Tally every line of the material that includes "speed", then give the tally and nothing else.

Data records
::::

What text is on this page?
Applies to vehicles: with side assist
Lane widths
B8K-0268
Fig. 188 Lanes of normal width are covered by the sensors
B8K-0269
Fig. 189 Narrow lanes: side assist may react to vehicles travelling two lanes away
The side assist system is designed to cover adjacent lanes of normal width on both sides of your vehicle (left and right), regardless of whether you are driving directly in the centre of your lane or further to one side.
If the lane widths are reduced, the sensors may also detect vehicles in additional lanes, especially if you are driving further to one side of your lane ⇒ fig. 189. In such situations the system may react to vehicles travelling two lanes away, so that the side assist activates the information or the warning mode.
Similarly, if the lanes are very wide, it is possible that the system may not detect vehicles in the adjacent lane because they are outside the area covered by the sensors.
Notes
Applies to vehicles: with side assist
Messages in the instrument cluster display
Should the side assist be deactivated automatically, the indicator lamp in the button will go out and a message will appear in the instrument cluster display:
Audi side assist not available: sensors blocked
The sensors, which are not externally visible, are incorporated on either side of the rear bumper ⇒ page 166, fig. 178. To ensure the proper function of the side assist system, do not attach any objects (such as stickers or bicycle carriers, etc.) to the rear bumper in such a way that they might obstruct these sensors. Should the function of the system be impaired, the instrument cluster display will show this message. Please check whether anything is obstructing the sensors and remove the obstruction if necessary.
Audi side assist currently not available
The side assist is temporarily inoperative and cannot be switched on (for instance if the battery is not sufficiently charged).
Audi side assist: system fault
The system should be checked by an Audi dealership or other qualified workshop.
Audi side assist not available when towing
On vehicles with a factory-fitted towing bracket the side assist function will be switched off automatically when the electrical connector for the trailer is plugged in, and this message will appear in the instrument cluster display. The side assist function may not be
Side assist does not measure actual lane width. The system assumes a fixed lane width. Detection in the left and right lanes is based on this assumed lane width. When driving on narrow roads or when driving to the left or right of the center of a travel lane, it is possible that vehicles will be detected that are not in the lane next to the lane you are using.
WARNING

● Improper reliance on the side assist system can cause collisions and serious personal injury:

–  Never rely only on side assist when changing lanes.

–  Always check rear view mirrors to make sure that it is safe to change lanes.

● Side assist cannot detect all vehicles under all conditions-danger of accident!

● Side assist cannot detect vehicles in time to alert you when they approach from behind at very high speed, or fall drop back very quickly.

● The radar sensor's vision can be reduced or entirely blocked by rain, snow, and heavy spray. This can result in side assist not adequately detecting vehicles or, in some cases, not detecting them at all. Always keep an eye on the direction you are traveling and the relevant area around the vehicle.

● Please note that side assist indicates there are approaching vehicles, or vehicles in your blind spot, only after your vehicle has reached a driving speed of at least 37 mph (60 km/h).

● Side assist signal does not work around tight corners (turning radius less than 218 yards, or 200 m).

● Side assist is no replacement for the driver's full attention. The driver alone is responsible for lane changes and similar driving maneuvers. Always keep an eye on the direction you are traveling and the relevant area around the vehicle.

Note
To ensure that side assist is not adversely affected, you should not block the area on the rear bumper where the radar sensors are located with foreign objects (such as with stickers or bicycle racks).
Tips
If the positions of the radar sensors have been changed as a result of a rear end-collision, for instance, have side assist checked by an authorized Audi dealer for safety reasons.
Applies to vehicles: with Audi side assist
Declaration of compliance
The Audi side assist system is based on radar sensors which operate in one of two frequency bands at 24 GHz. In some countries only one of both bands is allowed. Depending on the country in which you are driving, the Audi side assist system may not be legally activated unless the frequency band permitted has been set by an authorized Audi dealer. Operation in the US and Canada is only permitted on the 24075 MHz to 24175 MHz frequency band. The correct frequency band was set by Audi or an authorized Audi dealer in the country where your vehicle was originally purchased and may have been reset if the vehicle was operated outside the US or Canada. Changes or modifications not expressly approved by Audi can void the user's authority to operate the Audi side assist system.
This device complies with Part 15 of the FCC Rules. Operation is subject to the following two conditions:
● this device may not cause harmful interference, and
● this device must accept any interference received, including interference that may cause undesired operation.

::::

#### [OUTPUT OF THE TASK]
2